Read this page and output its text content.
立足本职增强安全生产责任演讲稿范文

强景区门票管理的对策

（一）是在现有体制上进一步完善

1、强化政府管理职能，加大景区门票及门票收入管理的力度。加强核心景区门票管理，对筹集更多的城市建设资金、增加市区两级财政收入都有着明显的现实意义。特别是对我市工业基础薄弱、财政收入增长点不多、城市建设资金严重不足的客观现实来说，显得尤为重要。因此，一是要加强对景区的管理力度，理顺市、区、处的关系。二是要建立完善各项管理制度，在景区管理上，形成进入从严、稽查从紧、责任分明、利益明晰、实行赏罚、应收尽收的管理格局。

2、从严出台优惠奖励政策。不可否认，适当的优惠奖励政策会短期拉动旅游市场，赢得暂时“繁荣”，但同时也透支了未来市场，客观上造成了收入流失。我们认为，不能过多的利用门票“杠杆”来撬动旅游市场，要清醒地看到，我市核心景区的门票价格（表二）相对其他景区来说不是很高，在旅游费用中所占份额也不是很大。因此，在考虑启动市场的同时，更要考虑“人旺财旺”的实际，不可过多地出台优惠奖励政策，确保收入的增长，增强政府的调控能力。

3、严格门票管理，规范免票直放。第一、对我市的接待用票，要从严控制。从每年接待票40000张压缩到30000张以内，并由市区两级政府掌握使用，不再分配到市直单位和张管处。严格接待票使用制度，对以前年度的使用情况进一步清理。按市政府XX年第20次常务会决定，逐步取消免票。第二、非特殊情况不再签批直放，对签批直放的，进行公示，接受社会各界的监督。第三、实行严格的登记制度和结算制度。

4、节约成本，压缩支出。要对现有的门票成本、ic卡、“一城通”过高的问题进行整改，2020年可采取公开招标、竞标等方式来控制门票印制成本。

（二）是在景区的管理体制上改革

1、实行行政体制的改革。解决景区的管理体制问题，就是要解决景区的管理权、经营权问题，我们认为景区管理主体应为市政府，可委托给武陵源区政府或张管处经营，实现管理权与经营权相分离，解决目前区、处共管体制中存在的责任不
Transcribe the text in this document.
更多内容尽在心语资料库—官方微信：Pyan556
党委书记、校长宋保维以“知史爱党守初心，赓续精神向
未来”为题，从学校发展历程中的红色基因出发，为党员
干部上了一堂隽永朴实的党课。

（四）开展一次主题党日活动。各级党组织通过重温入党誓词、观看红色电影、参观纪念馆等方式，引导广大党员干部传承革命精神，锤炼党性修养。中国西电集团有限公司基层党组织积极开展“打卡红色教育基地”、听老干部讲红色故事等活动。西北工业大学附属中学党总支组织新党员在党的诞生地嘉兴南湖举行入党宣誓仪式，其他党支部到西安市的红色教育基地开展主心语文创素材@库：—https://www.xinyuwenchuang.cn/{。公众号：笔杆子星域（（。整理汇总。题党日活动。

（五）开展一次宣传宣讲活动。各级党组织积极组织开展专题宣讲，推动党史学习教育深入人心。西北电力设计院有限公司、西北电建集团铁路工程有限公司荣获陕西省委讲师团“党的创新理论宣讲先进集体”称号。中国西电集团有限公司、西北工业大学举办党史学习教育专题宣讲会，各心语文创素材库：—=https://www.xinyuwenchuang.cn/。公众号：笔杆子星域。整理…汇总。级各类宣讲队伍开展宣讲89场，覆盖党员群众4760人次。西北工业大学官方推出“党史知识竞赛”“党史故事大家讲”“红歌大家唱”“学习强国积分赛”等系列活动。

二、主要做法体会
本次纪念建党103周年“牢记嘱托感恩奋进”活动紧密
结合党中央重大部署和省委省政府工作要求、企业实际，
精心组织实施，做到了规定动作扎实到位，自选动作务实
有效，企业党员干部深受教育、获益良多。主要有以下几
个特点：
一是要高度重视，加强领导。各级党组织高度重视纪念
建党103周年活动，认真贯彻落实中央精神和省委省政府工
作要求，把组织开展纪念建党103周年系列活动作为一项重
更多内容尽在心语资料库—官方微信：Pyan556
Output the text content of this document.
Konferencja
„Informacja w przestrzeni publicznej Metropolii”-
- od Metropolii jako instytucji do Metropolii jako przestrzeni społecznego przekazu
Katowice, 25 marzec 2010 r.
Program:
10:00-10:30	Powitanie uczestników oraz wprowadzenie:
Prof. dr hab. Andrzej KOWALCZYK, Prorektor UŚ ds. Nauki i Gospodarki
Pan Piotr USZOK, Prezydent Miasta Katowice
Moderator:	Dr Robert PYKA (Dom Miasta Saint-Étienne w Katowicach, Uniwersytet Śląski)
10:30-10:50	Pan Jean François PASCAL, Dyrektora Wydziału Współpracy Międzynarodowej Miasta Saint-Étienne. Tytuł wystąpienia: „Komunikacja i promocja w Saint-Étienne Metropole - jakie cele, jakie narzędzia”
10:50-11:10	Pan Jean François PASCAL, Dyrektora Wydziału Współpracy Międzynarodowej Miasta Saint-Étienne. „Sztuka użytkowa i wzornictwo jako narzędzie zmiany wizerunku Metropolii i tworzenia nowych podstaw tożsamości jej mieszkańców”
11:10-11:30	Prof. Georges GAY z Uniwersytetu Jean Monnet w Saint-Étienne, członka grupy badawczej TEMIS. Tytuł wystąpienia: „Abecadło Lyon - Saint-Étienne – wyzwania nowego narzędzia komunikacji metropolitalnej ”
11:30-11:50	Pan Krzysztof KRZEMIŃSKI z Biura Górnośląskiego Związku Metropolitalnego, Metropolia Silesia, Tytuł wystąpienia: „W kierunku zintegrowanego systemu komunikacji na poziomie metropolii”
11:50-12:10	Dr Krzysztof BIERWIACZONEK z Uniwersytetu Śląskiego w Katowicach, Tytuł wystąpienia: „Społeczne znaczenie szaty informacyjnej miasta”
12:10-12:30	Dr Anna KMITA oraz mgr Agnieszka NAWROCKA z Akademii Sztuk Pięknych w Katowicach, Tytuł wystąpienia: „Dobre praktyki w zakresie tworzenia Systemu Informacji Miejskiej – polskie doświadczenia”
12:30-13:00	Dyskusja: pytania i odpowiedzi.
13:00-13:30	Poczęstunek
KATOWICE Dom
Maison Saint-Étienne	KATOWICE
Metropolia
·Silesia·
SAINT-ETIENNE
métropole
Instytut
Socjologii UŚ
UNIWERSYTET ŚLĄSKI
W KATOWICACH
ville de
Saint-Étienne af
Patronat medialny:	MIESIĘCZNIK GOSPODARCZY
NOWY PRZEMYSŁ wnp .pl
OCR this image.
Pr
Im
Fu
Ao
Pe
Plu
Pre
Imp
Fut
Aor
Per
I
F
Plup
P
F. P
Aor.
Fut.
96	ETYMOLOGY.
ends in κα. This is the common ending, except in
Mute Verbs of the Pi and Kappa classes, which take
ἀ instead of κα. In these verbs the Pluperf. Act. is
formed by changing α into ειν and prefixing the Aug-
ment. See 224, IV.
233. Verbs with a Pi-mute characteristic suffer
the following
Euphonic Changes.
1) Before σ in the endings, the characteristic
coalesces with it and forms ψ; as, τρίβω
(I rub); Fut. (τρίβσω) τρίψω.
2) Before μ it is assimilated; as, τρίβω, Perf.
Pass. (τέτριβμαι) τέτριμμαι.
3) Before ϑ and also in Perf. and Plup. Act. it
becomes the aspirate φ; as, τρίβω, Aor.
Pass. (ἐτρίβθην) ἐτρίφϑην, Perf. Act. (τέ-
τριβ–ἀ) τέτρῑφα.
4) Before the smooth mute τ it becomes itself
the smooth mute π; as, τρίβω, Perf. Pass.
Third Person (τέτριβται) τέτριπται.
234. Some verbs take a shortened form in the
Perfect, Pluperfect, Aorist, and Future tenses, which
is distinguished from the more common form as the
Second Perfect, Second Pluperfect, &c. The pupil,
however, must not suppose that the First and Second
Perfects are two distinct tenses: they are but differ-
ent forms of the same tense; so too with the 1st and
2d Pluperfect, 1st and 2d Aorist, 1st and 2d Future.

::::

DIRECTIONS: Out of the material above, select every line that holds the string "common".

ANSWER TO THIS EXERCISE:
ends in κα. This is the common ending, except in
is distinguished from the more common form as the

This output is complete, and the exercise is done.